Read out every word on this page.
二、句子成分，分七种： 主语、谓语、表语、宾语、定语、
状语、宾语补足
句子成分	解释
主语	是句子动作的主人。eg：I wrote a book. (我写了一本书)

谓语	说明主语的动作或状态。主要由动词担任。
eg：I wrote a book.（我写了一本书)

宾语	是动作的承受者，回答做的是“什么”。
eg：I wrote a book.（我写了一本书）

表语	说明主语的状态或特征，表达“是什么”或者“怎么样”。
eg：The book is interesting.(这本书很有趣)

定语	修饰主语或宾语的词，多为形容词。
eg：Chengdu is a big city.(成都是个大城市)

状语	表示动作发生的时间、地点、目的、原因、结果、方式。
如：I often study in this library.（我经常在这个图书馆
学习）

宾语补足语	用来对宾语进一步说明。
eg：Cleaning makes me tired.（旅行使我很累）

**TASK PROMPT**: Please set down the whole listing above without altering a single line.

**REPLY**:
Read out every word on this page.
二、句子成分，分七种： 主语、谓语、表语、宾语、定语、
状语、宾语补足
句子成分	解释
主语	是句子动作的主人。eg：I wrote a book. (我写了一本书)

谓语	说明主语的动作或状态。主要由动词担任。
eg：I wrote a book.（我写了一本书)

宾语	是动作的承受者，回答做的是“什么”。
eg：I wrote a book.（我写了一本书）

表语	说明主语的状态或特征，表达“是什么”或者“怎么样”。
eg：The book is interesting.(这本书很有趣)

定语	修饰主语或宾语的词，多为形容词。
eg：Chengdu is a big city.(成都是个大城市)

状语	表示动作发生的时间、地点、目的、原因、结果、方式。
如：I often study in this library.（我经常在这个图书馆
学习）

宾语补足语	用来对宾语进一步说明。
eg：Cleaning makes me tired.（旅行使我很累）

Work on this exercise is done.